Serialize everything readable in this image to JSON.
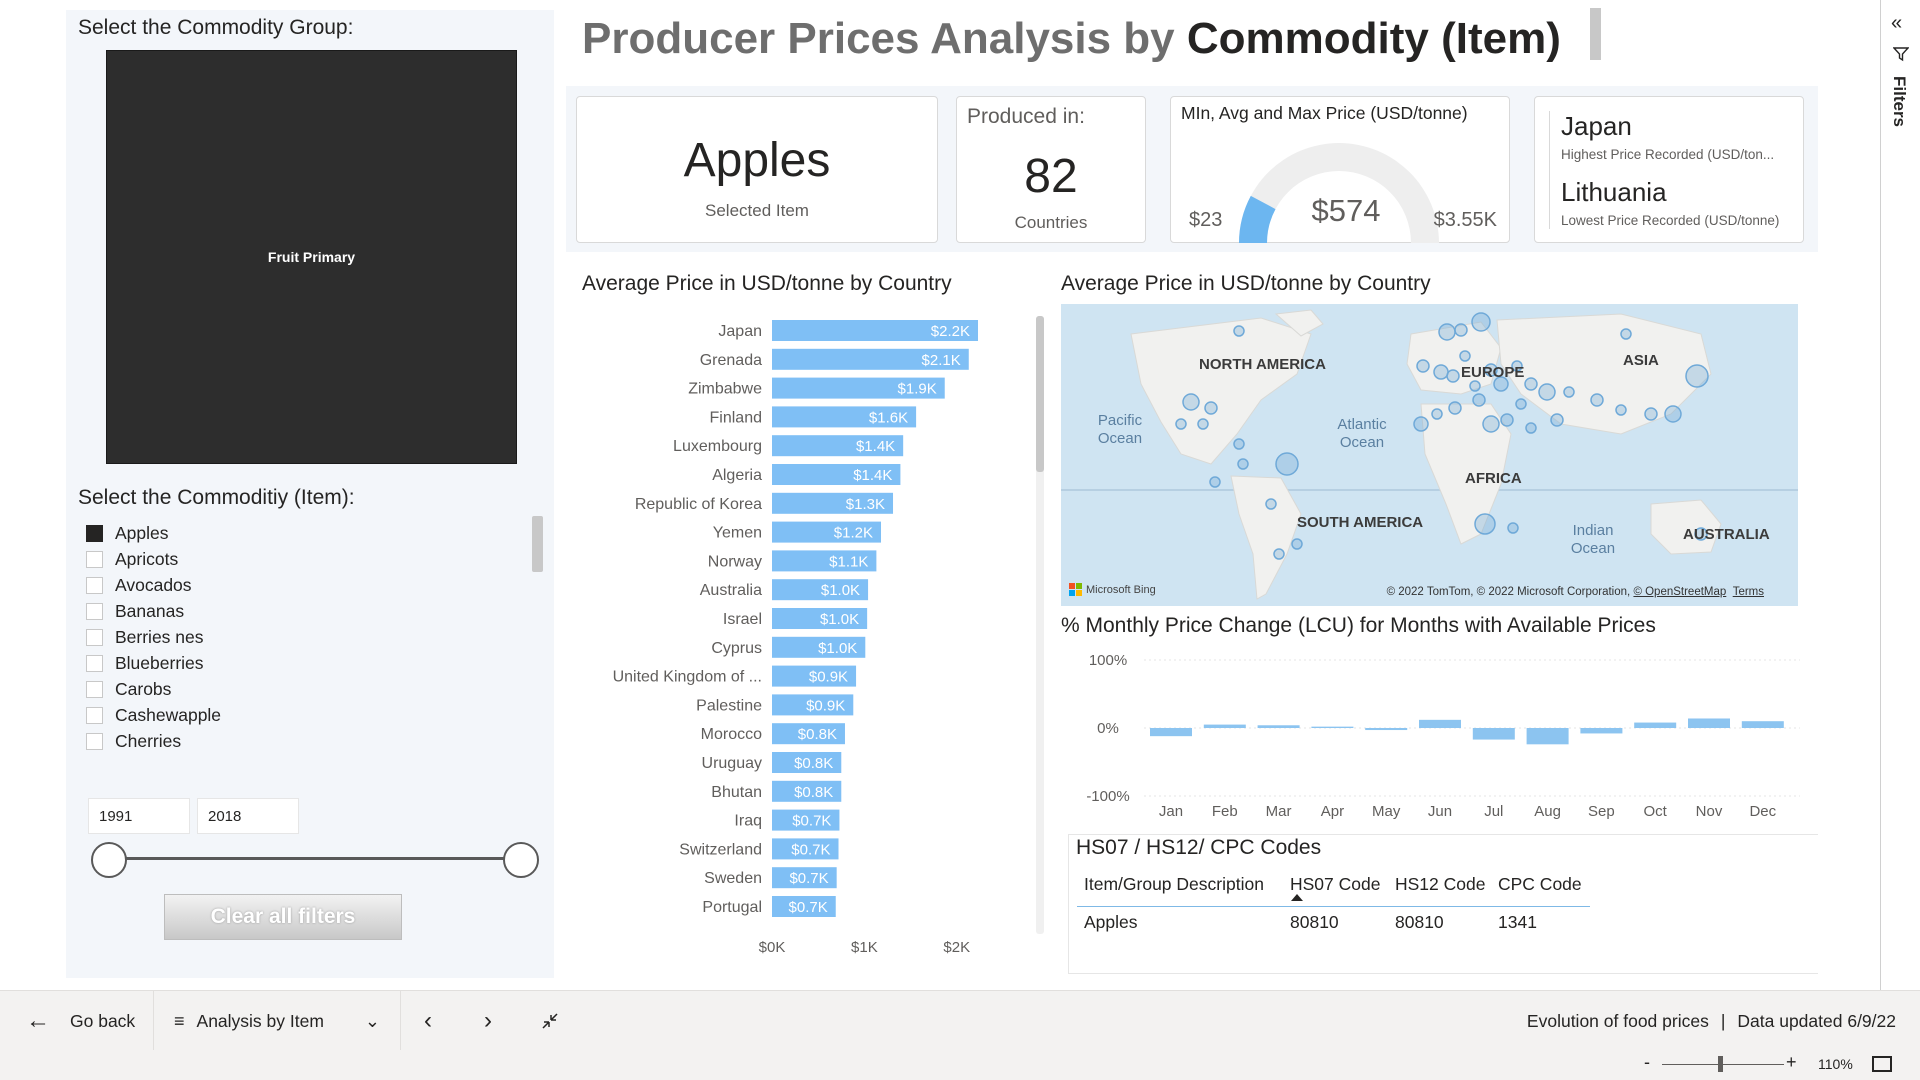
{
  "left_panel": {
    "group_title": "Select the Commodity Group:",
    "group_tile": "Fruit Primary",
    "item_title": "Select the Commoditiy (Item):",
    "items": [
      {
        "label": "Apples",
        "checked": true
      },
      {
        "label": "Apricots",
        "checked": false
      },
      {
        "label": "Avocados",
        "checked": false
      },
      {
        "label": "Bananas",
        "checked": false
      },
      {
        "label": "Berries nes",
        "checked": false
      },
      {
        "label": "Blueberries",
        "checked": false
      },
      {
        "label": "Carobs",
        "checked": false
      },
      {
        "label": "Cashewapple",
        "checked": false
      },
      {
        "label": "Cherries",
        "checked": false
      }
    ],
    "year_from": "1991",
    "year_to": "2018",
    "clear_button": "Clear all filters"
  },
  "header": {
    "title_part1": "Producer Prices Analysis by ",
    "title_part2": "Commodity (Item)"
  },
  "kpis": {
    "selected_item_value": "Apples",
    "selected_item_label": "Selected Item",
    "produced_label": "Produced in:",
    "countries_value": "82",
    "countries_label": "Countries",
    "gauge_title": "MIn, Avg and Max Price (USD/tonne)",
    "gauge_min": "$23",
    "gauge_value": "$574",
    "gauge_max": "$3.55K",
    "gauge_min_num": 23,
    "gauge_value_num": 574,
    "gauge_max_num": 3550,
    "highest_country": "Japan",
    "highest_label": "Highest Price Recorded (USD/ton...",
    "lowest_country": "Lithuania",
    "lowest_label": "Lowest Price Recorded (USD/tonne)"
  },
  "bar_chart_title": "Average Price in USD/tonne by Country",
  "map": {
    "title": "Average Price in USD/tonne by Country",
    "labels": {
      "north_america": "NORTH AMERICA",
      "europe": "EUROPE",
      "asia": "ASIA",
      "africa": "AFRICA",
      "south_america": "SOUTH AMERICA",
      "australia": "AUSTRALIA",
      "pacific": "Pacific Ocean",
      "atlantic": "Atlantic Ocean",
      "indian": "Indian Ocean"
    },
    "attribution_brand": "Microsoft Bing",
    "attribution_text": "© 2022 TomTom, © 2022 Microsoft Corporation, ",
    "attribution_osm": "© OpenStreetMap",
    "attribution_terms": "Terms"
  },
  "month_chart_title": "% Monthly Price Change (LCU) for Months with Available Prices",
  "table": {
    "title": "HS07 / HS12/ CPC Codes",
    "headers": {
      "desc": "Item/Group Description",
      "hs07": "HS07 Code",
      "hs12": "HS12 Code",
      "cpc": "CPC Code"
    },
    "row": {
      "desc": "Apples",
      "hs07": "80810",
      "hs12": "80810",
      "cpc": "1341"
    }
  },
  "filter_pane": {
    "label": "Filters"
  },
  "bottom_bar": {
    "go_back": "Go back",
    "page_name": "Analysis by Item",
    "footer_report": "Evolution of food prices",
    "footer_sep": "|",
    "footer_updated": "Data updated 6/9/22",
    "zoom": "110%"
  },
  "colors": {
    "bar": "#7fbff5",
    "gauge_fill": "#6cb6f0",
    "gauge_track": "#eeeeee",
    "map_bubble": "#6fa9d8",
    "month_bar": "#8cc4f0"
  },
  "chart_data": [
    {
      "type": "bar",
      "title": "Average Price in USD/tonne by Country",
      "categories": [
        "Japan",
        "Grenada",
        "Zimbabwe",
        "Finland",
        "Luxembourg",
        "Algeria",
        "Republic of Korea",
        "Yemen",
        "Norway",
        "Australia",
        "Israel",
        "Cyprus",
        "United Kingdom of ...",
        "Palestine",
        "Morocco",
        "Uruguay",
        "Bhutan",
        "Iraq",
        "Switzerland",
        "Sweden",
        "Portugal"
      ],
      "values": [
        2230,
        2130,
        1870,
        1560,
        1420,
        1390,
        1310,
        1180,
        1130,
        1040,
        1030,
        1010,
        910,
        880,
        790,
        750,
        750,
        730,
        720,
        700,
        690
      ],
      "data_labels": [
        "$2.2K",
        "$2.1K",
        "$1.9K",
        "$1.6K",
        "$1.4K",
        "$1.4K",
        "$1.3K",
        "$1.2K",
        "$1.1K",
        "$1.0K",
        "$1.0K",
        "$1.0K",
        "$0.9K",
        "$0.9K",
        "$0.8K",
        "$0.8K",
        "$0.8K",
        "$0.7K",
        "$0.7K",
        "$0.7K",
        "$0.7K"
      ],
      "xlim": [
        0,
        2300
      ],
      "x_ticks": [
        0,
        1000,
        2000
      ],
      "x_tick_labels": [
        "$0K",
        "$1K",
        "$2K"
      ]
    },
    {
      "type": "bar",
      "title": "% Monthly Price Change (LCU) for Months with Available Prices",
      "categories": [
        "Jan",
        "Feb",
        "Mar",
        "Apr",
        "May",
        "Jun",
        "Jul",
        "Aug",
        "Sep",
        "Oct",
        "Nov",
        "Dec"
      ],
      "values": [
        -12,
        5,
        4,
        2,
        -3,
        12,
        -17,
        -24,
        -8,
        8,
        14,
        10
      ],
      "ylim": [
        -100,
        100
      ],
      "y_ticks": [
        -100,
        0,
        100
      ],
      "y_tick_labels": [
        "-100%",
        "0%",
        "100%"
      ]
    }
  ]
}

## [Required task]
Go through the entries above and output them exactly, without pictures.

## [Written response]
Serialize everything readable in this image to JSON.
{
  "left_panel": {
    "group_title": "Select the Commodity Group:",
    "group_tile": "Fruit Primary",
    "item_title": "Select the Commoditiy (Item):",
    "items": [
      {
        "label": "Apples",
        "checked": true
      },
      {
        "label": "Apricots",
        "checked": false
      },
      {
        "label": "Avocados",
        "checked": false
      },
      {
        "label": "Bananas",
        "checked": false
      },
      {
        "label": "Berries nes",
        "checked": false
      },
      {
        "label": "Blueberries",
        "checked": false
      },
      {
        "label": "Carobs",
        "checked": false
      },
      {
        "label": "Cashewapple",
        "checked": false
      },
      {
        "label": "Cherries",
        "checked": false
      }
    ],
    "year_from": "1991",
    "year_to": "2018",
    "clear_button": "Clear all filters"
  },
  "header": {
    "title_part1": "Producer Prices Analysis by ",
    "title_part2": "Commodity (Item)"
  },
  "kpis": {
    "selected_item_value": "Apples",
    "selected_item_label": "Selected Item",
    "produced_label": "Produced in:",
    "countries_value": "82",
    "countries_label": "Countries",
    "gauge_title": "MIn, Avg and Max Price (USD/tonne)",
    "gauge_min": "$23",
    "gauge_value": "$574",
    "gauge_max": "$3.55K",
    "gauge_min_num": 23,
    "gauge_value_num": 574,
    "gauge_max_num": 3550,
    "highest_country": "Japan",
    "highest_label": "Highest Price Recorded (USD/ton...",
    "lowest_country": "Lithuania",
    "lowest_label": "Lowest Price Recorded (USD/tonne)"
  },
  "bar_chart_title": "Average Price in USD/tonne by Country",
  "map": {
    "title": "Average Price in USD/tonne by Country",
    "labels": {
      "north_america": "NORTH AMERICA",
      "europe": "EUROPE",
      "asia": "ASIA",
      "africa": "AFRICA",
      "south_america": "SOUTH AMERICA",
      "australia": "AUSTRALIA",
      "pacific": "Pacific Ocean",
      "atlantic": "Atlantic Ocean",
      "indian": "Indian Ocean"
    },
    "attribution_brand": "Microsoft Bing",
    "attribution_text": "© 2022 TomTom, © 2022 Microsoft Corporation, ",
    "attribution_osm": "© OpenStreetMap",
    "attribution_terms": "Terms"
  },
  "month_chart_title": "% Monthly Price Change (LCU) for Months with Available Prices",
  "table": {
    "title": "HS07 / HS12/ CPC Codes",
    "headers": {
      "desc": "Item/Group Description",
      "hs07": "HS07 Code",
      "hs12": "HS12 Code",
      "cpc": "CPC Code"
    },
    "row": {
      "desc": "Apples",
      "hs07": "80810",
      "hs12": "80810",
      "cpc": "1341"
    }
  },
  "filter_pane": {
    "label": "Filters"
  },
  "bottom_bar": {
    "go_back": "Go back",
    "page_name": "Analysis by Item",
    "footer_report": "Evolution of food prices",
    "footer_sep": "|",
    "footer_updated": "Data updated 6/9/22",
    "zoom": "110%"
  },
  "colors": {
    "bar": "#7fbff5",
    "gauge_fill": "#6cb6f0",
    "gauge_track": "#eeeeee",
    "map_bubble": "#6fa9d8",
    "month_bar": "#8cc4f0"
  },
  "chart_data": [
    {
      "type": "bar",
      "title": "Average Price in USD/tonne by Country",
      "categories": [
        "Japan",
        "Grenada",
        "Zimbabwe",
        "Finland",
        "Luxembourg",
        "Algeria",
        "Republic of Korea",
        "Yemen",
        "Norway",
        "Australia",
        "Israel",
        "Cyprus",
        "United Kingdom of ...",
        "Palestine",
        "Morocco",
        "Uruguay",
        "Bhutan",
        "Iraq",
        "Switzerland",
        "Sweden",
        "Portugal"
      ],
      "values": [
        2230,
        2130,
        1870,
        1560,
        1420,
        1390,
        1310,
        1180,
        1130,
        1040,
        1030,
        1010,
        910,
        880,
        790,
        750,
        750,
        730,
        720,
        700,
        690
      ],
      "data_labels": [
        "$2.2K",
        "$2.1K",
        "$1.9K",
        "$1.6K",
        "$1.4K",
        "$1.4K",
        "$1.3K",
        "$1.2K",
        "$1.1K",
        "$1.0K",
        "$1.0K",
        "$1.0K",
        "$0.9K",
        "$0.9K",
        "$0.8K",
        "$0.8K",
        "$0.8K",
        "$0.7K",
        "$0.7K",
        "$0.7K",
        "$0.7K"
      ],
      "xlim": [
        0,
        2300
      ],
      "x_ticks": [
        0,
        1000,
        2000
      ],
      "x_tick_labels": [
        "$0K",
        "$1K",
        "$2K"
      ]
    },
    {
      "type": "bar",
      "title": "% Monthly Price Change (LCU) for Months with Available Prices",
      "categories": [
        "Jan",
        "Feb",
        "Mar",
        "Apr",
        "May",
        "Jun",
        "Jul",
        "Aug",
        "Sep",
        "Oct",
        "Nov",
        "Dec"
      ],
      "values": [
        -12,
        5,
        4,
        2,
        -3,
        12,
        -17,
        -24,
        -8,
        8,
        14,
        10
      ],
      "ylim": [
        -100,
        100
      ],
      "y_ticks": [
        -100,
        0,
        100
      ],
      "y_tick_labels": [
        "-100%",
        "0%",
        "100%"
      ]
    }
  ]
}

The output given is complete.